WRITTEN INSTRUCTION: Using the listing beneath this task, count the lines with the word "What" and write only the result.

++++ GIVEN RECORDS

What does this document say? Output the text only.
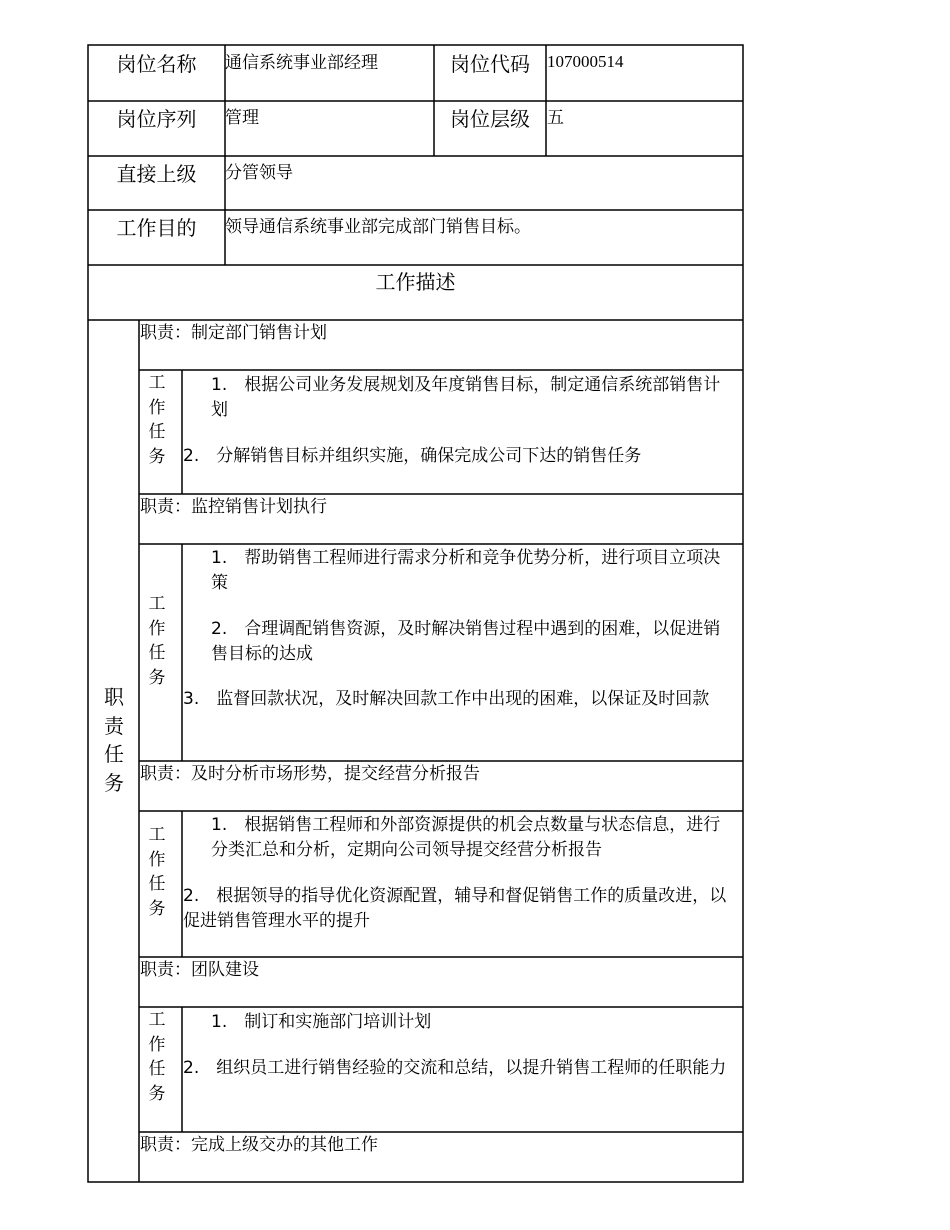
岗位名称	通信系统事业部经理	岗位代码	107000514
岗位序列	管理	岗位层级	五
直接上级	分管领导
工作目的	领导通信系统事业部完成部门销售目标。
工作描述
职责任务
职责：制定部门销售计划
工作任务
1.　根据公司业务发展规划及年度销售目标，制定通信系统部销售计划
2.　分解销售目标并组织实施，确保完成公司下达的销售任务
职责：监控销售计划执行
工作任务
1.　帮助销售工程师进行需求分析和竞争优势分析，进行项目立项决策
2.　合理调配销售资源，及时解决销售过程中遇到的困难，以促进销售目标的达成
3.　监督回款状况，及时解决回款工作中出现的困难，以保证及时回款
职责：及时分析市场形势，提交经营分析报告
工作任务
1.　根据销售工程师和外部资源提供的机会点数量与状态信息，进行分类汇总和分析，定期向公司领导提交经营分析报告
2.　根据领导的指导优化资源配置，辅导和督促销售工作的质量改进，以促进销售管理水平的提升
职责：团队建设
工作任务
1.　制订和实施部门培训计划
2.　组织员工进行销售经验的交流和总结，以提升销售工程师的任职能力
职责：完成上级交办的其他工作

++++++++
++++ GIVEN RECORDS

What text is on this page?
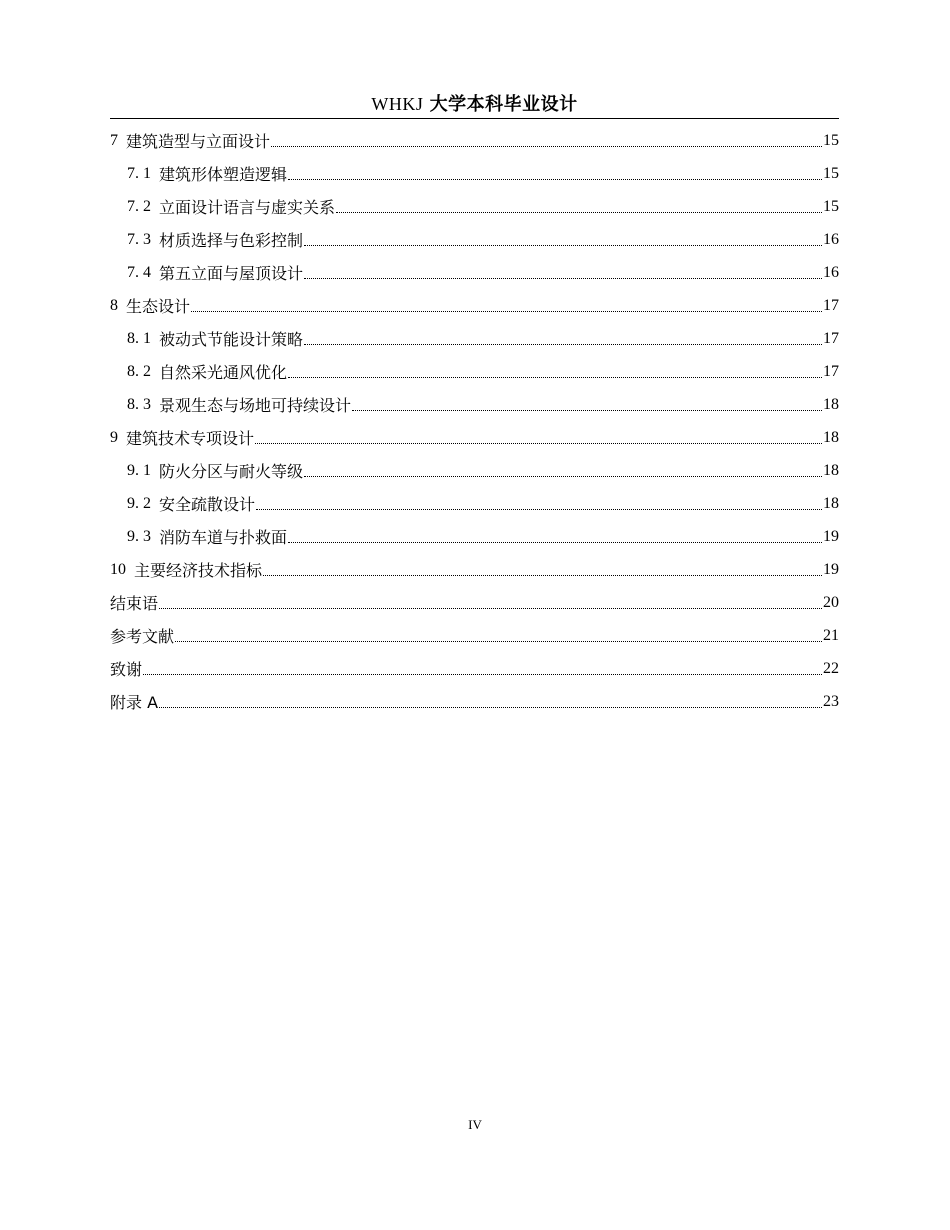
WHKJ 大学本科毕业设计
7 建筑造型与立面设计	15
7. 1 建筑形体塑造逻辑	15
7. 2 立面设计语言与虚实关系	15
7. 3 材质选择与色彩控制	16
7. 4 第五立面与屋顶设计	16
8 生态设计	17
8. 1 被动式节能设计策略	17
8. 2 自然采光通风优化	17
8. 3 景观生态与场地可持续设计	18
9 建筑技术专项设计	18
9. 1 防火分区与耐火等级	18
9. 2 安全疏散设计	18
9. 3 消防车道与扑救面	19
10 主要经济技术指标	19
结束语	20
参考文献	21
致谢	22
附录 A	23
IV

++++++++

IN RESPONSE: 2